Set problem >> Could you copy every line from the material below in which "одиннадцатых" appears?

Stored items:
◇ ◇ ◇
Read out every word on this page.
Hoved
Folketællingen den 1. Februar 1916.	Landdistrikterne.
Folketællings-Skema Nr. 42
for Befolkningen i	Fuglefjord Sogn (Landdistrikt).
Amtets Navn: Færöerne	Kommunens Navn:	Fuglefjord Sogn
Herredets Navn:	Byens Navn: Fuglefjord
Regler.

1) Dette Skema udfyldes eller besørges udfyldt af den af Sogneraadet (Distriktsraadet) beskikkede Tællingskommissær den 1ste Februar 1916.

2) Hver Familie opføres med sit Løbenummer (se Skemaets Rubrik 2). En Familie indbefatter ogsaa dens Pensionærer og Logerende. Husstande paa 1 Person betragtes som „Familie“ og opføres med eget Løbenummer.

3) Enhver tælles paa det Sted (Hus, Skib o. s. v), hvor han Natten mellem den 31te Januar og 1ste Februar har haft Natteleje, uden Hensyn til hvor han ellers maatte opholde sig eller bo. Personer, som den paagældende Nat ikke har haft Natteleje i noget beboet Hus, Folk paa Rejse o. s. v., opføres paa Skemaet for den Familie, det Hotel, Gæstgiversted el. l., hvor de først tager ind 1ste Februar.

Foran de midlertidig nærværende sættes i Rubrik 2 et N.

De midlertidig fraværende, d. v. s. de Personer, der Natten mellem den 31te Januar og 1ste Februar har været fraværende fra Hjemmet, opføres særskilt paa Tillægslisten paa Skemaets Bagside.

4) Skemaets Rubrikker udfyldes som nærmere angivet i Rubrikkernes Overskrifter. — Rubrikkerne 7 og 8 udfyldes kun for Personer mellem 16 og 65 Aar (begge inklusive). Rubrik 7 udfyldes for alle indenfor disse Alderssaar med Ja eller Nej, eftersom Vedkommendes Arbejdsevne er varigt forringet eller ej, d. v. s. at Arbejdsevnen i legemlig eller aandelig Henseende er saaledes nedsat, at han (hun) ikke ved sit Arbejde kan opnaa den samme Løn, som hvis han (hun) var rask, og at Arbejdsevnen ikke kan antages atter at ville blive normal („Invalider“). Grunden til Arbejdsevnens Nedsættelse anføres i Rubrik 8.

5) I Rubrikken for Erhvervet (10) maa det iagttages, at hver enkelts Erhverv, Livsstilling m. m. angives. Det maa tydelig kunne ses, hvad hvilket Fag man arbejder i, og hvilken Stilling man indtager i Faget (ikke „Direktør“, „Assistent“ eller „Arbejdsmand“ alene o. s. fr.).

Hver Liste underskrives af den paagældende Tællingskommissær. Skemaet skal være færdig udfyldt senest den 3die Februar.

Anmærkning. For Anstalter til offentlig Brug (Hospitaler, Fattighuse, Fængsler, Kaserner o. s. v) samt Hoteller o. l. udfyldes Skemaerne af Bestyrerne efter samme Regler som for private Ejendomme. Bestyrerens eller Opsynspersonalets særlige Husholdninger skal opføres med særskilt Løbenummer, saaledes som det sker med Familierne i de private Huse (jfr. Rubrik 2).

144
◇ ◇ ◇
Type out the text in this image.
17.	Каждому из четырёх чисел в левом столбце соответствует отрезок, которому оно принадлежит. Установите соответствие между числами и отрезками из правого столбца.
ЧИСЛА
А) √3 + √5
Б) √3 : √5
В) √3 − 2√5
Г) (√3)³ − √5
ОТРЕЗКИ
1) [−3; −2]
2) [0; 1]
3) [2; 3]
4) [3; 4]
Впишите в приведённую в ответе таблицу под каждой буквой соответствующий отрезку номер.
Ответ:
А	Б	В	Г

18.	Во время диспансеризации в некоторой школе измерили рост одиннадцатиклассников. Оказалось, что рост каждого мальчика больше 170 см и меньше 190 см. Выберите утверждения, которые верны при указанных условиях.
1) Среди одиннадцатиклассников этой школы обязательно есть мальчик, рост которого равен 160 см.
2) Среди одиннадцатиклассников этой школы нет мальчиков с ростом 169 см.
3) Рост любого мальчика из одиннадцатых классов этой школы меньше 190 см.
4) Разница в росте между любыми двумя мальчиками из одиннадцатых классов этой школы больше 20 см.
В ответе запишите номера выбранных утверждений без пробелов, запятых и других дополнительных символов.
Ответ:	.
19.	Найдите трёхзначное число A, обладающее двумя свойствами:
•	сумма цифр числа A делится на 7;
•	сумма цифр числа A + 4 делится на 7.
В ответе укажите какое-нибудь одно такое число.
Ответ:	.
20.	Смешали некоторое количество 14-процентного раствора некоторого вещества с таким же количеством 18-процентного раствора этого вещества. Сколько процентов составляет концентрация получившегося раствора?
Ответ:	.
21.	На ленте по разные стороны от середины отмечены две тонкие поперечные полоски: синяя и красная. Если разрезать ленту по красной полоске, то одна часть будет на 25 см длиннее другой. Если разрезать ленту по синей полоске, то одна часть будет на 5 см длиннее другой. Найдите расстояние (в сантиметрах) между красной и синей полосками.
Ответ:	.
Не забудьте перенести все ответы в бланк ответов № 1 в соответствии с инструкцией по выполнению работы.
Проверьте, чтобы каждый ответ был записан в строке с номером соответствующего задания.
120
◇ ◇ ◇
Expected output >>
3) Рост любого мальчика из одиннадцатых классов этой школы меньше 190 см.
4) Разница в росте между любыми двумя мальчиками из одиннадцатых классов этой школы больше 20 см.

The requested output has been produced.